● MATERIAL SUPPLIED
--- begin ---
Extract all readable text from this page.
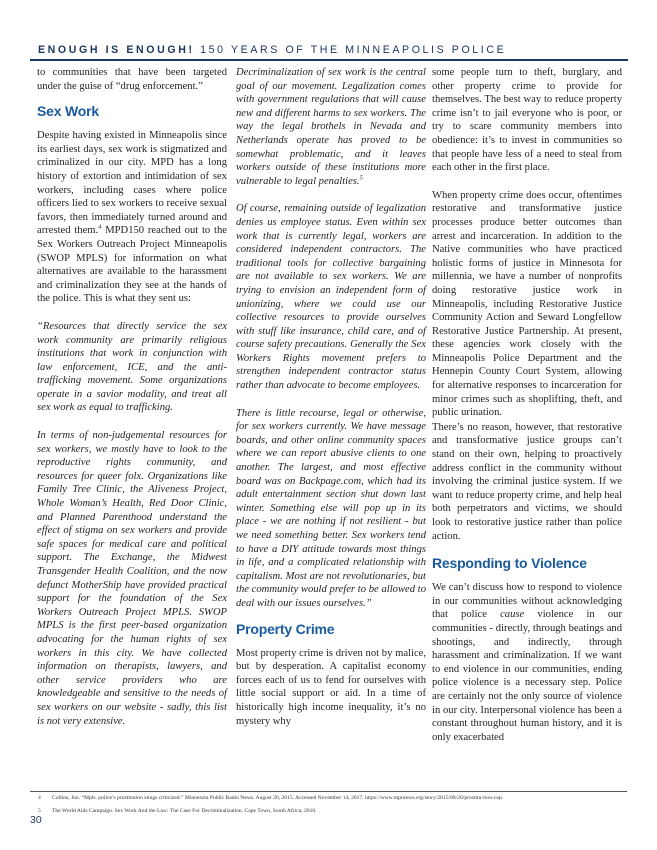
ENOUGH IS ENOUGH! 150 YEARS OF THE MINNEAPOLIS POLICE

to communities that have been targeted under the guise of “drug enforcement.”

Sex Work

Despite having existed in Minneapolis since its earliest days, sex work is stigmatized and criminalized in our city. MPD has a long history of extortion and intimidation of sex workers, including cases where police officers lied to sex workers to receive sexual favors, then immediately turned around and arrested them.$^4$ MPD150 reached out to the Sex Workers Outreach Project Minneapolis (SWOP MPLS) for information on what alternatives are available to the harassment and criminalization they see at the hands of the police. This is what they sent us:

“Resources that directly service the sex work community are primarily religious institutions that work in conjunction with law enforcement, ICE, and the anti-trafficking movement. Some organizations operate in a savior modality, and treat all sex work as equal to trafficking.

In terms of non-judgemental resources for sex workers, we mostly have to look to the reproductive rights community, and resources for queer folx. Organizations like Family Tree Clinic, the Aliveness Project, Whole Woman’s Health, Red Door Clinic, and Planned Parenthood understand the effect of stigma on sex workers and provide safe spaces for medical care and political support. The Exchange, the Midwest Transgender Health Coalition, and the now defunct MotherShip have provided practical support for the foundation of the Sex Workers Outreach Project MPLS. SWOP MPLS is the first peer-based organization advocating for the human rights of sex workers in this city. We have collected information on therapists, lawyers, and other service providers who are knowledgeable and sensitive to the needs of sex workers on our website - sadly, this list is not very extensive.

Decriminalization of sex work is the central goal of our movement. Legalization comes with government regulations that will cause new and different harms to sex workers. The way the legal brothels in Nevada and Netherlands operate has proved to be somewhat problematic, and it leaves workers outside of these institutions more vulnerable to legal penalties.$^5$

Of course, remaining outside of legalization denies us employee status. Even within sex work that is currently legal, workers are considered independent contractors. The traditional tools for collective bargaining are not available to sex workers. We are trying to envision an independent form of unionizing, where we could use our collective resources to provide ourselves with stuff like insurance, child care, and of course safety precautions. Generally the Sex Workers Rights movement prefers to strengthen independent contractor status rather than advocate to become employees.

There is little recourse, legal or otherwise, for sex workers currently. We have message boards, and other online community spaces where we can report abusive clients to one another. The largest, and most effective board was on Backpage.com, which had its adult entertainment section shut down last winter. Something else will pop up in its place - we are nothing if not resilient - but we need something better. Sex workers tend to have a DIY attitude towards most things in life, and a complicated relationship with capitalism. Most are not revolutionaries, but the community would prefer to be allowed to deal with our issues ourselves.”

Property Crime

Most property crime is driven not by malice, but by desperation. A capitalist economy forces each of us to fend for ourselves with little social support or aid. In a time of historically high income inequality, it’s no mystery why

some people turn to theft, burglary, and other property crime to provide for themselves. The best way to reduce property crime isn’t to jail everyone who is poor, or try to scare community members into obedience: it’s to invest in communities so that people have less of a need to steal from each other in the first place.

When property crime does occur, oftentimes restorative and transformative justice processes produce better outcomes than arrest and incarceration. In addition to the Native communities who have practiced holistic forms of justice in Minnesota for millennia, we have a number of nonprofits doing restorative justice work in Minneapolis, including Restorative Justice Community Action and Seward Longfellow Restorative Justice Partnership. At present, these agencies work closely with the Minneapolis Police Department and the Hennepin County Court System, allowing for alternative responses to incarceration for minor crimes such as shoplifting, theft, and public urination.

There’s no reason, however, that restorative and transformative justice groups can’t stand on their own, helping to proactively address conflict in the community without involving the criminal justice system. If we want to reduce property crime, and help heal both perpetrators and victims, we should look to restorative justice rather than police action.

Responding to Violence

We can’t discuss how to respond to violence in our communities without acknowledging that police cause violence in our communities - directly, through beatings and shootings, and indirectly, through harassment and criminalization. If we want to end violence in our communities, ending police violence is a necessary step. Police are certainly not the only source of violence in our city. Interpersonal violence has been a constant throughout human history, and it is only exacerbated

4 Collins, Jon. “Mpls. police’s prostitution stings criticized.” Minnesota Public Radio News. August 20, 2015. Accessed November 14, 2017. https://www.mprnews.org/story/2015/08/20/prostitu-tion-cop.
5 The World Aids Campaign. Sex Work And the Law: The Case For Decriminalization. Cape Town, South Africa, 2010.
30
--- end ---
● WHAT IS REQUIRED
Return each line with "from".

● THE ANSWER
Extract all readable text from this page.
some people turn to theft, burglary, and other property crime to provide for themselves. The best way to reduce property crime isn’t to jail everyone who is poor, or try to scare community members into obedience: it’s to invest in communities so that people have less of a need to steal from each other in the first place.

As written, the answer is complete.